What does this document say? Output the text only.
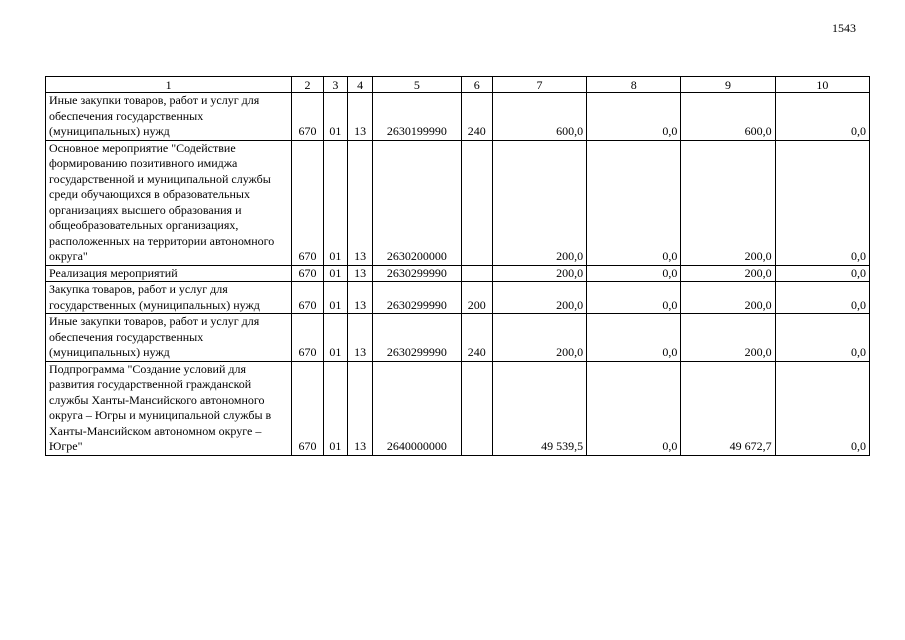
1543
1	2	3	4	5	6	7	8	9	10
Иные закупки товаров, работ и услуг для обеспечения государственных (муниципальных) нужд	670	01	13	2630199990	240	600,0	0,0	600,0	0,0
Основное мероприятие "Содействие формированию позитивного имиджа государственной и муниципальной службы среди обучающихся в образовательных организациях высшего образования и общеобразовательных организациях, расположенных на территории автономного округа"	670	01	13	2630200000		200,0	0,0	200,0	0,0
Реализация мероприятий	670	01	13	2630299990		200,0	0,0	200,0	0,0
Закупка товаров, работ и услуг для государственных (муниципальных) нужд	670	01	13	2630299990	200	200,0	0,0	200,0	0,0
Иные закупки товаров, работ и услуг для обеспечения государственных (муниципальных) нужд	670	01	13	2630299990	240	200,0	0,0	200,0	0,0
Подпрограмма "Создание условий для развития государственной гражданской службы Ханты-Мансийского автономного округа – Югры и муниципальной службы в Ханты-Мансийском автономном округе – Югре"	670	01	13	2640000000		49 539,5	0,0	49 672,7	0,0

--------

**STATED PROBLEM:** Leave the pictures out and print the records above exactly as they stand.

**RIGHT ANSWER:**
What does this document say? Output the text only.
1543
1	2	3	4	5	6	7	8	9	10
Иные закупки товаров, работ и услуг для обеспечения государственных (муниципальных) нужд	670	01	13	2630199990	240	600,0	0,0	600,0	0,0
Основное мероприятие "Содействие формированию позитивного имиджа государственной и муниципальной службы среди обучающихся в образовательных организациях высшего образования и общеобразовательных организациях, расположенных на территории автономного округа"	670	01	13	2630200000		200,0	0,0	200,0	0,0
Реализация мероприятий	670	01	13	2630299990		200,0	0,0	200,0	0,0
Закупка товаров, работ и услуг для государственных (муниципальных) нужд	670	01	13	2630299990	200	200,0	0,0	200,0	0,0
Иные закупки товаров, работ и услуг для обеспечения государственных (муниципальных) нужд	670	01	13	2630299990	240	200,0	0,0	200,0	0,0
Подпрограмма "Создание условий для развития государственной гражданской службы Ханты-Мансийского автономного округа – Югры и муниципальной службы в Ханты-Мансийском автономном округе – Югре"	670	01	13	2640000000		49 539,5	0,0	49 672,7	0,0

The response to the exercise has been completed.